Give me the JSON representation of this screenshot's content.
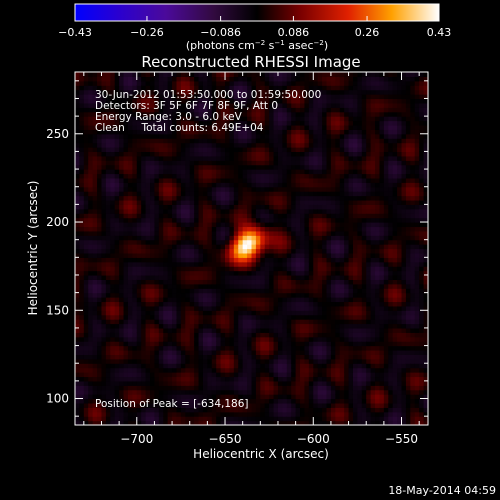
{
  "chart_data": {
    "type": "heatmap",
    "title": "Reconstructed RHESSI Image",
    "xlabel": "Heliocentric X (arcsec)",
    "ylabel": "Heliocentric Y (arcsec)",
    "xlim": [
      -735,
      -535
    ],
    "ylim": [
      85,
      285
    ],
    "x_ticks": [
      -700,
      -650,
      -600,
      -550
    ],
    "x_tick_labels": [
      "−700",
      "−650",
      "−600",
      "−550"
    ],
    "y_ticks": [
      100,
      150,
      200,
      250
    ],
    "y_tick_labels": [
      "100",
      "150",
      "200",
      "250"
    ],
    "colorbar": {
      "range": [
        -0.43,
        0.43
      ],
      "ticks": [
        -0.43,
        -0.26,
        -0.086,
        0.086,
        0.26,
        0.43
      ],
      "tick_labels": [
        "−0.43",
        "−0.26",
        "−0.086",
        "0.086",
        "0.26",
        "0.43"
      ],
      "unit_main": "(photons cm",
      "unit_sup1": "−2",
      "unit_mid": " s",
      "unit_sup2": "−1",
      "unit_mid2": " asec",
      "unit_sup3": "−2",
      "unit_end": ")",
      "colormap": "fire (blue-purple-red-orange-yellow-white)"
    },
    "peak": {
      "x": -634,
      "y": 186
    },
    "source": {
      "x": -637,
      "y": 188,
      "sx": 8,
      "sy": 5.5,
      "angle_deg": 35,
      "peak_value": 0.43
    },
    "annotations": [
      "30-Jun-2012 01:53:50.000 to 01:59:50.000",
      "Detectors: 3F 5F 6F 7F 8F 9F, Att 0",
      "Energy Range: 3.0 - 6.0 keV",
      "Clean     Total counts: 6.49E+04"
    ],
    "peak_label": "Position of Peak = [-634,186]",
    "grid": false
  },
  "footer": {
    "timestamp": "18-May-2014 04:59"
  },
  "colors": {
    "background": "#000000",
    "foreground": "#ffffff"
  }
}
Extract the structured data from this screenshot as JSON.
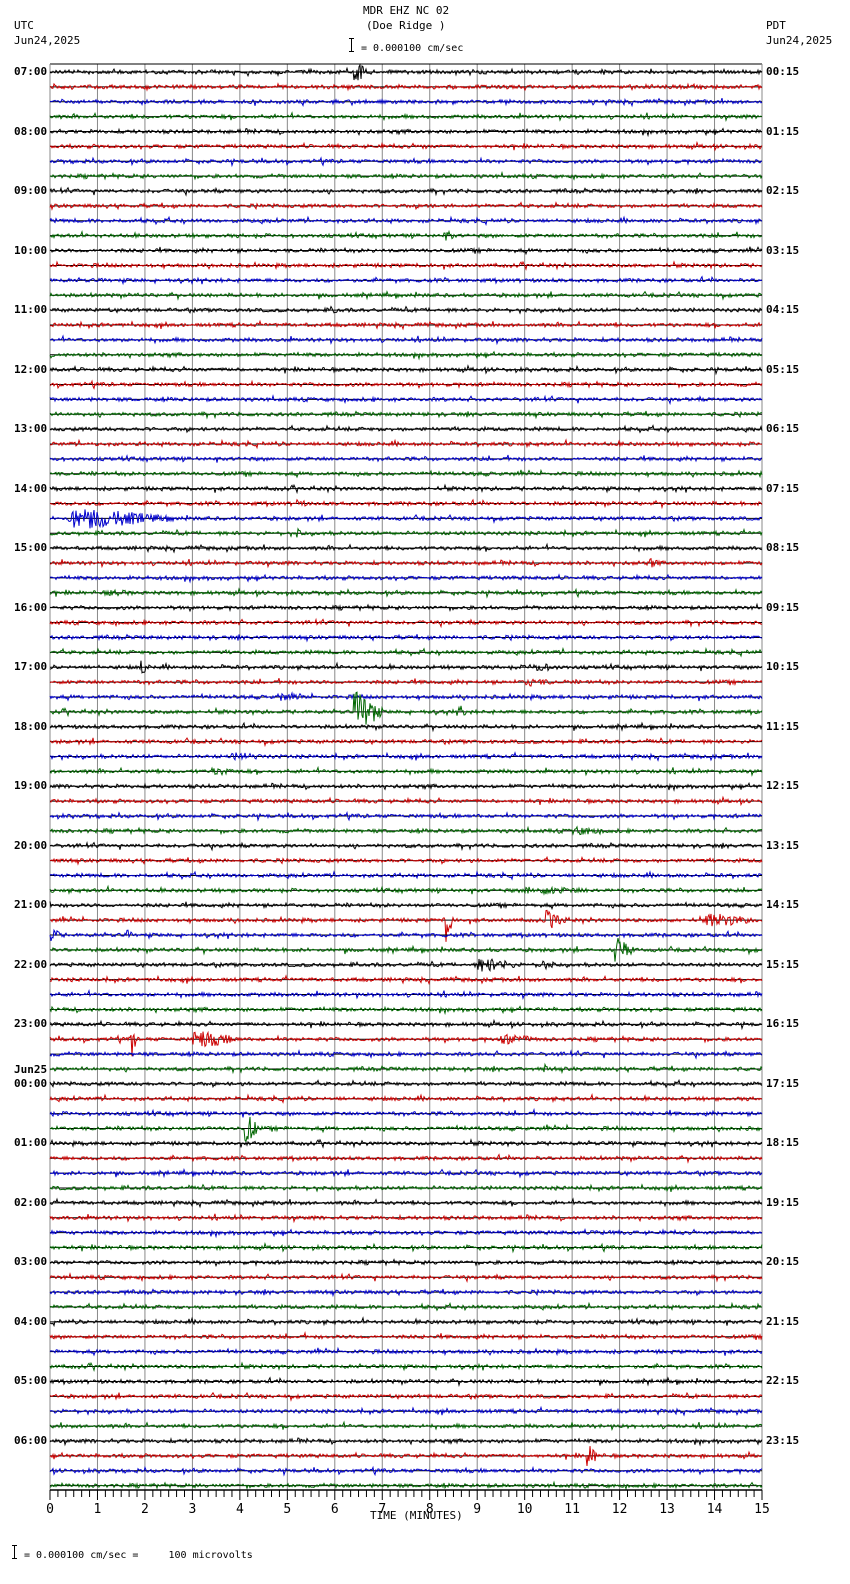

★ ★ ★ ★

Verbatim reproduction of every record is required; images are left out.

Give me the JSON representation of this screenshot's content.
{
  "chart_data": {
    "type": "heatmap",
    "title": "Reconstructed RHESSI Image",
    "xlabel": "Heliocentric X (arcsec)",
    "ylabel": "Heliocentric Y (arcsec)",
    "xlim": [
      -735,
      -535
    ],
    "ylim": [
      85,
      285
    ],
    "x_ticks": [
      -700,
      -650,
      -600,
      -550
    ],
    "x_tick_labels": [
      "−700",
      "−650",
      "−600",
      "−550"
    ],
    "y_ticks": [
      100,
      150,
      200,
      250
    ],
    "y_tick_labels": [
      "100",
      "150",
      "200",
      "250"
    ],
    "colorbar": {
      "range": [
        -0.43,
        0.43
      ],
      "ticks": [
        -0.43,
        -0.26,
        -0.086,
        0.086,
        0.26,
        0.43
      ],
      "tick_labels": [
        "−0.43",
        "−0.26",
        "−0.086",
        "0.086",
        "0.26",
        "0.43"
      ],
      "unit_main": "(photons cm",
      "unit_sup1": "−2",
      "unit_mid": " s",
      "unit_sup2": "−1",
      "unit_mid2": " asec",
      "unit_sup3": "−2",
      "unit_end": ")",
      "colormap": "fire (blue-purple-red-orange-yellow-white)"
    },
    "peak": {
      "x": -634,
      "y": 186
    },
    "source": {
      "x": -637,
      "y": 188,
      "sx": 8,
      "sy": 5.5,
      "angle_deg": 35,
      "peak_value": 0.43
    },
    "annotations": [
      "30-Jun-2012 01:53:50.000 to 01:59:50.000",
      "Detectors: 3F 5F 6F 7F 8F 9F, Att 0",
      "Energy Range: 3.0 - 6.0 keV",
      "Clean     Total counts: 6.49E+04"
    ],
    "peak_label": "Position of Peak = [-634,186]",
    "grid": false
  },
  "footer": {
    "timestamp": "18-May-2014 04:59"
  },
  "colors": {
    "background": "#000000",
    "foreground": "#ffffff"
  }
}
Extract the structured data from this screenshot as JSON.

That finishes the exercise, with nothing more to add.